┌────────
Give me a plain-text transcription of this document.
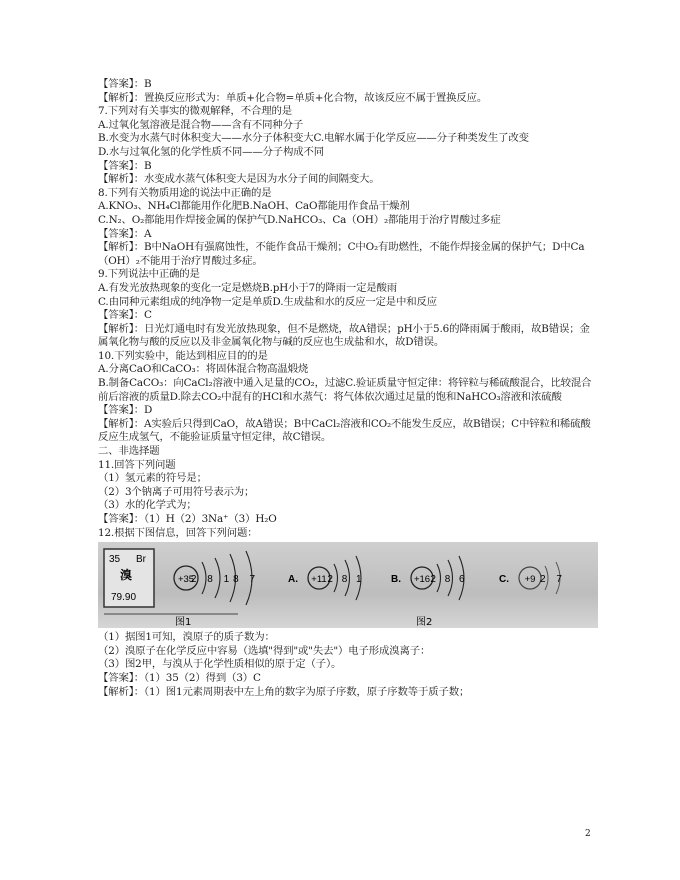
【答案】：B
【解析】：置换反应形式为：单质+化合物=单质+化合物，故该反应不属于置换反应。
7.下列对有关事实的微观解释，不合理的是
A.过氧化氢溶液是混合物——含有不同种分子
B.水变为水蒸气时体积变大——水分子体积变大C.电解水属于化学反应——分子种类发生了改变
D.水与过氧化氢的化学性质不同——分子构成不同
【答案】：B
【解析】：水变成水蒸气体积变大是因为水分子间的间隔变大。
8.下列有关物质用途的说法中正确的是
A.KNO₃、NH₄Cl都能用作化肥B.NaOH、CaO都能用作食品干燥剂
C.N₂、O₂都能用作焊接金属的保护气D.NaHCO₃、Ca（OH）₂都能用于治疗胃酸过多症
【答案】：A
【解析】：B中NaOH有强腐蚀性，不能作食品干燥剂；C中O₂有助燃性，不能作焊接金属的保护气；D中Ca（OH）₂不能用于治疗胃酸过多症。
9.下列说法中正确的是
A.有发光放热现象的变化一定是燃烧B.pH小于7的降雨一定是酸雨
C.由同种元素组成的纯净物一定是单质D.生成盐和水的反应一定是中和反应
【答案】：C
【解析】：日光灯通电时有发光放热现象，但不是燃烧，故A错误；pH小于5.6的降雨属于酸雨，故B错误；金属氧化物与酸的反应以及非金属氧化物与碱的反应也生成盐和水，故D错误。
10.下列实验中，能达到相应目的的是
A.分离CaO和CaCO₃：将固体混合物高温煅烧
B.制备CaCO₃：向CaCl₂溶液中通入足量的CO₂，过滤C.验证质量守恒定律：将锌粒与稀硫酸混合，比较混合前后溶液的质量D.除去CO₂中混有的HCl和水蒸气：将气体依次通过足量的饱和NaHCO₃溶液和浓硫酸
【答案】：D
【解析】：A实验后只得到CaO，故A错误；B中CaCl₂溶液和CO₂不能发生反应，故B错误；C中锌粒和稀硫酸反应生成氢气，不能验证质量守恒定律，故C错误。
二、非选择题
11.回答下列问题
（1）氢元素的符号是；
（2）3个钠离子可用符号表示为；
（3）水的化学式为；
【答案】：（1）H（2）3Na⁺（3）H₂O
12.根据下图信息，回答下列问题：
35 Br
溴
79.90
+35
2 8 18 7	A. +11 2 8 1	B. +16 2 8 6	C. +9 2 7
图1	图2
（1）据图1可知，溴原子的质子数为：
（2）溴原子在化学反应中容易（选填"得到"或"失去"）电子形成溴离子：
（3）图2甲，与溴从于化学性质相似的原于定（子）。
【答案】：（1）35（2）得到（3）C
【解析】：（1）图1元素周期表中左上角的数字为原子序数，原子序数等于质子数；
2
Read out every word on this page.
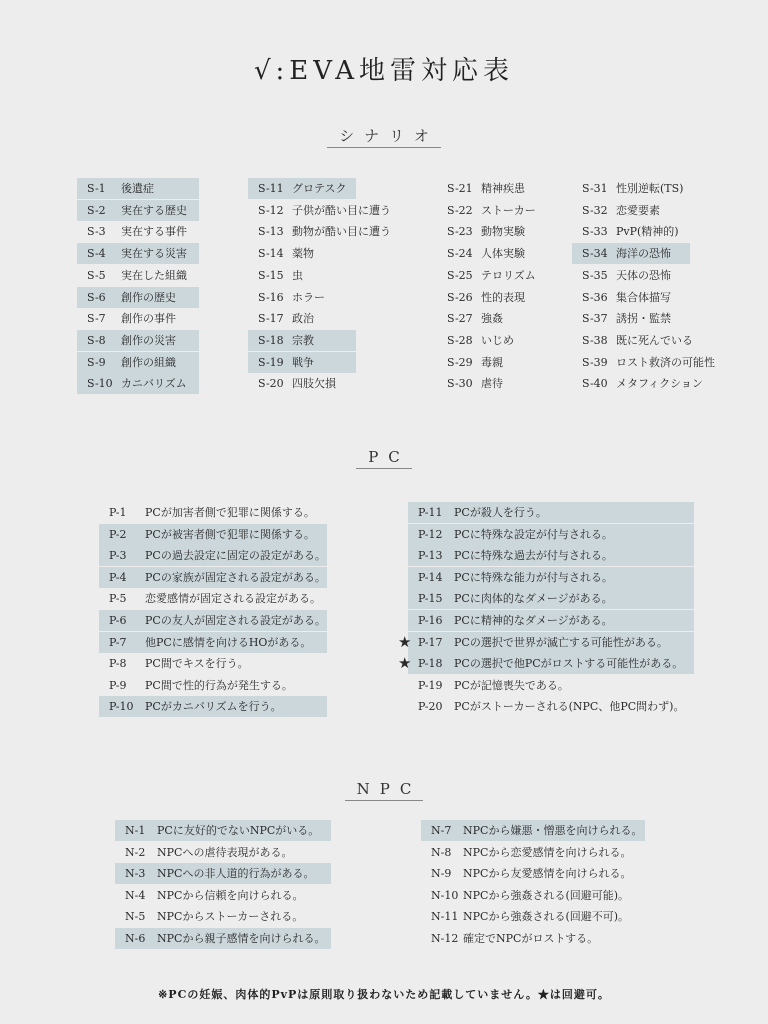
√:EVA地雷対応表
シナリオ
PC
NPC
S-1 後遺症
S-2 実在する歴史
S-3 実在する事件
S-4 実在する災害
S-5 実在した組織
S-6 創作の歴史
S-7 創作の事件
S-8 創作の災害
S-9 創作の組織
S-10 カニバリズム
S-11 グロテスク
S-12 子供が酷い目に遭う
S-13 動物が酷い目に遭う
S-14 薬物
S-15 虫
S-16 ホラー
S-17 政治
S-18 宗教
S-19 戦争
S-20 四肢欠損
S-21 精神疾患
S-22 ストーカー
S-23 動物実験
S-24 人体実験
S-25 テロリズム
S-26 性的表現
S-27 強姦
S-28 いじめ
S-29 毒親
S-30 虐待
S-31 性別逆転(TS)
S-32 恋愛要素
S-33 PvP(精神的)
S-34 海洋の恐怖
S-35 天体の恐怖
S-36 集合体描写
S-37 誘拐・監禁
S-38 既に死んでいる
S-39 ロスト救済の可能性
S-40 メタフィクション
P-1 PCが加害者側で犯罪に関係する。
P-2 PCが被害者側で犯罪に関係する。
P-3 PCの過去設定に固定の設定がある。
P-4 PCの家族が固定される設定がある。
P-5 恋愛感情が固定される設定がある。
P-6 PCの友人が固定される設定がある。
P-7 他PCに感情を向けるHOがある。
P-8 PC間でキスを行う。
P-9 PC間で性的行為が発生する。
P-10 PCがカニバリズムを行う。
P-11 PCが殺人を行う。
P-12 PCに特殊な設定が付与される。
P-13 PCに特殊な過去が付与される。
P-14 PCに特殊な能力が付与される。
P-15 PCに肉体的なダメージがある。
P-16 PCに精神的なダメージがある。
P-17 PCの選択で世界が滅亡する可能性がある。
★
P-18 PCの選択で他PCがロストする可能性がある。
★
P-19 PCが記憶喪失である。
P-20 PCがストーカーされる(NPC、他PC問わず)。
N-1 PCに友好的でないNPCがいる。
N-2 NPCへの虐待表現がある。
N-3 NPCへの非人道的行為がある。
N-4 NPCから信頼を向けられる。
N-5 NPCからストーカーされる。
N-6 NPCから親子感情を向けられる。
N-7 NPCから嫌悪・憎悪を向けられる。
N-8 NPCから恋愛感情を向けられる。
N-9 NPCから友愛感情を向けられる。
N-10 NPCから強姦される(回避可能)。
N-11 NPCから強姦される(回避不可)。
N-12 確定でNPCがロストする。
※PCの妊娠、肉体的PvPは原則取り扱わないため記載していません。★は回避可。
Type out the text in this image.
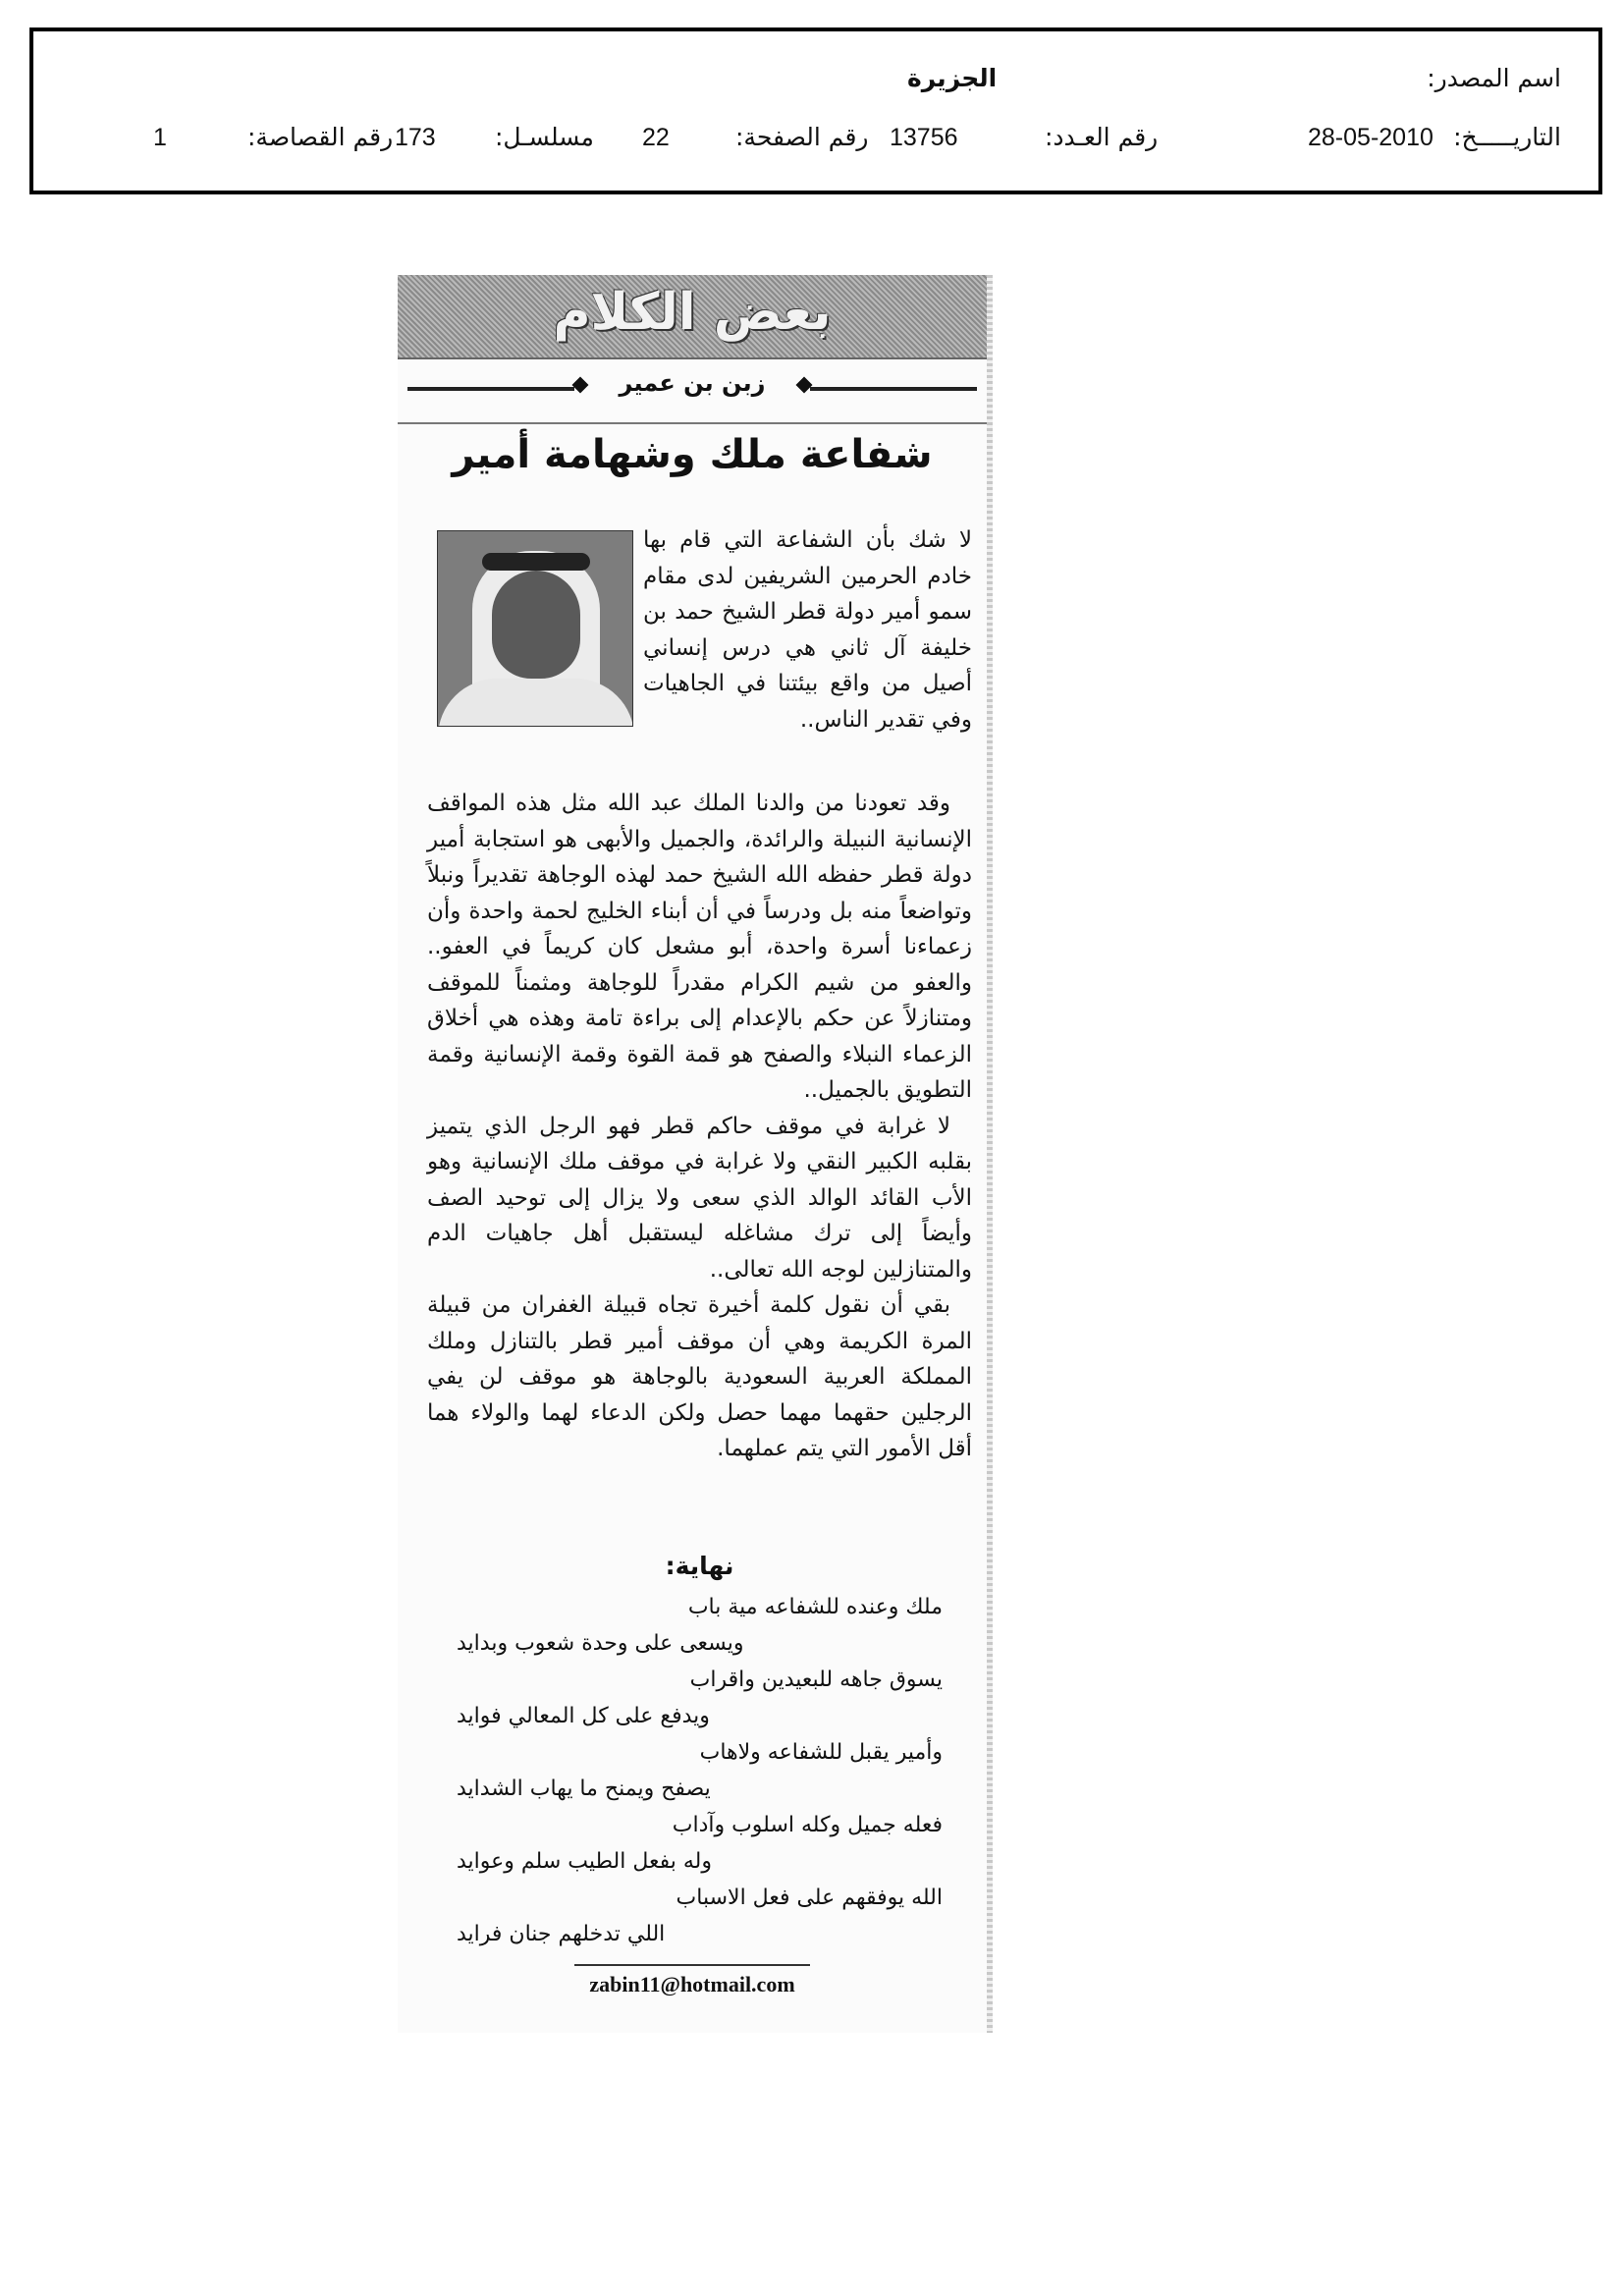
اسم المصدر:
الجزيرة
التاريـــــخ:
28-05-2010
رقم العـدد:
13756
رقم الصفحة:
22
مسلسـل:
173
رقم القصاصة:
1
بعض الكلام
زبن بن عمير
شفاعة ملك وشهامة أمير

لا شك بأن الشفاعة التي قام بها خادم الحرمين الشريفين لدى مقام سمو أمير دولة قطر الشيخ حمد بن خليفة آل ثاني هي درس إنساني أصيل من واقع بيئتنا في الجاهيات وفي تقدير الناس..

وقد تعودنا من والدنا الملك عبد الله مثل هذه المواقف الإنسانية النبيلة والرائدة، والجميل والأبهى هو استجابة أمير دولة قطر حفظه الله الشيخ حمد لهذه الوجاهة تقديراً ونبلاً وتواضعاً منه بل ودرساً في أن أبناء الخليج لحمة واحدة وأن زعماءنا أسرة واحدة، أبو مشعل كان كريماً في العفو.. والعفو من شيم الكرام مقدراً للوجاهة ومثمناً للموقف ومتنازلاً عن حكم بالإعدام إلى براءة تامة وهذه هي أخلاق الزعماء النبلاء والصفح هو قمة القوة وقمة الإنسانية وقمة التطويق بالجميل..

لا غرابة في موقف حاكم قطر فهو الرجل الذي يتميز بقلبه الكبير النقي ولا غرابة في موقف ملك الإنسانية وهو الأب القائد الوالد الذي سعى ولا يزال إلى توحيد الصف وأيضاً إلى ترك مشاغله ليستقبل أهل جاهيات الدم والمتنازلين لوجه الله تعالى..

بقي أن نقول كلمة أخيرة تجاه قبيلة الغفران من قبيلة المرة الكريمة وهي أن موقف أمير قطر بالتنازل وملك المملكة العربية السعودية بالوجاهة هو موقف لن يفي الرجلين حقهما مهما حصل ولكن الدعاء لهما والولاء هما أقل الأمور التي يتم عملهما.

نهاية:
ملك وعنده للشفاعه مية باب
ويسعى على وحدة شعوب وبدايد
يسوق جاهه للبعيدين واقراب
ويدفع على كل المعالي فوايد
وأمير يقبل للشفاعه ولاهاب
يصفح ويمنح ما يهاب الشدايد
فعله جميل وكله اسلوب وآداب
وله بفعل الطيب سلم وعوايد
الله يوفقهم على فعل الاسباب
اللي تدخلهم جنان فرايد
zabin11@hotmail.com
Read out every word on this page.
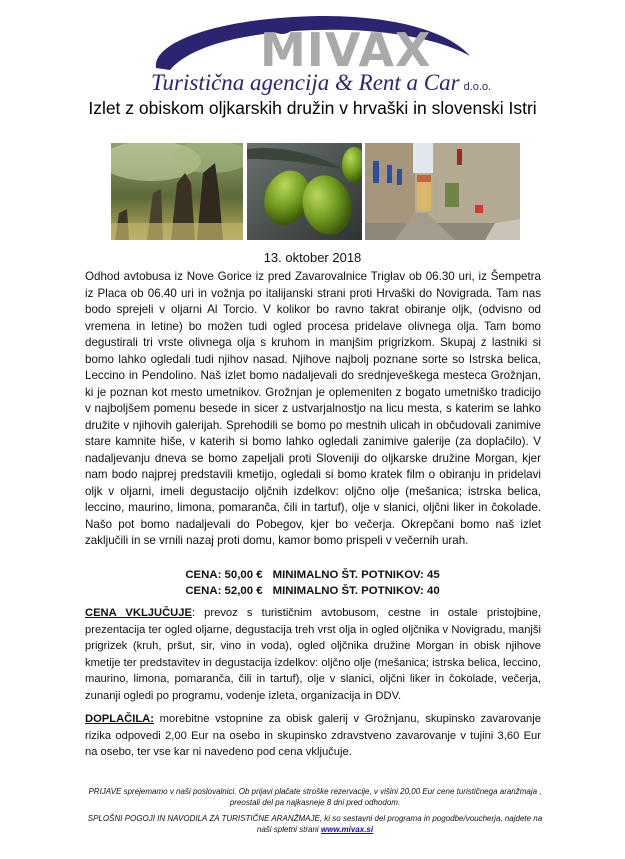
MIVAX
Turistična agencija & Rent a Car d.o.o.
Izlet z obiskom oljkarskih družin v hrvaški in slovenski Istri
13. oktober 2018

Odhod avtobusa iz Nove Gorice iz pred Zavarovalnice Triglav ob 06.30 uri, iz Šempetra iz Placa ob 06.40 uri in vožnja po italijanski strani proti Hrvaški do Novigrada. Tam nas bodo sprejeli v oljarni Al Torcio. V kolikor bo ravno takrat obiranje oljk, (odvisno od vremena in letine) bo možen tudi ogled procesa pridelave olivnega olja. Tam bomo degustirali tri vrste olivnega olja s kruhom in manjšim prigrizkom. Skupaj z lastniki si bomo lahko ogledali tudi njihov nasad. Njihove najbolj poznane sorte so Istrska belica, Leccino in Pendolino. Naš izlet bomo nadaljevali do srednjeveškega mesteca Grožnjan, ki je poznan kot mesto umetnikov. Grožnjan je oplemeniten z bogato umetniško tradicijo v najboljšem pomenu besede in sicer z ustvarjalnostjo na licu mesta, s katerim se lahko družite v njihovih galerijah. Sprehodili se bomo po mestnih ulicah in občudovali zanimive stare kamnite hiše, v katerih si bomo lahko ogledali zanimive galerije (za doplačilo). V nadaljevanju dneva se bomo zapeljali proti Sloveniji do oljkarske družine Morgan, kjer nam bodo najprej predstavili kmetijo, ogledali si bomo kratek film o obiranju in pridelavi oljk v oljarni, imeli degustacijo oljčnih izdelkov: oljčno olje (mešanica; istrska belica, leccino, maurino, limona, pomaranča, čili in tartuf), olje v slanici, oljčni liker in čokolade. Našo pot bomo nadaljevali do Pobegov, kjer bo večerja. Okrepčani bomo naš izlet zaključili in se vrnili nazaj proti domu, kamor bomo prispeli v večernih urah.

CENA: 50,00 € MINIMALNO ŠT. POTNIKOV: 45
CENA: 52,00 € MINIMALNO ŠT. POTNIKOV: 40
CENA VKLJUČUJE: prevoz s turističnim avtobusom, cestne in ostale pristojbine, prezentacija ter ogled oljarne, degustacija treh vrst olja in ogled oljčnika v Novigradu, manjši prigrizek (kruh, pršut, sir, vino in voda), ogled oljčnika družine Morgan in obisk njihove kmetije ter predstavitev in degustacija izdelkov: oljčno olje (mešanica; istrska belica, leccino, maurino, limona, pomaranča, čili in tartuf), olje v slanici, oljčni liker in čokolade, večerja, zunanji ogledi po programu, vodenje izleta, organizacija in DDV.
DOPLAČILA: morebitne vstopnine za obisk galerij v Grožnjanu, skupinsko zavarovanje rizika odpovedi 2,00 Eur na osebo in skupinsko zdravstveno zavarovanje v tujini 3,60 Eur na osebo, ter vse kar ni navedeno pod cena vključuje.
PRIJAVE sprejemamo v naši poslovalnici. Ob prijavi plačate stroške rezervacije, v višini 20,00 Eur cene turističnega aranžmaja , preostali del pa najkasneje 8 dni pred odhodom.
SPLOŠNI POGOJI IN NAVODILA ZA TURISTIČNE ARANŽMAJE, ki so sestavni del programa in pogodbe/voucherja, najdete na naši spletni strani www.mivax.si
└────────
* [Instruction] Show the lines of the records that include the string "this".

* [Output below]
Give me a plain-text transcription of this document.
Read out every word on this page.
Type out the text in this image.
Read out every word on this page.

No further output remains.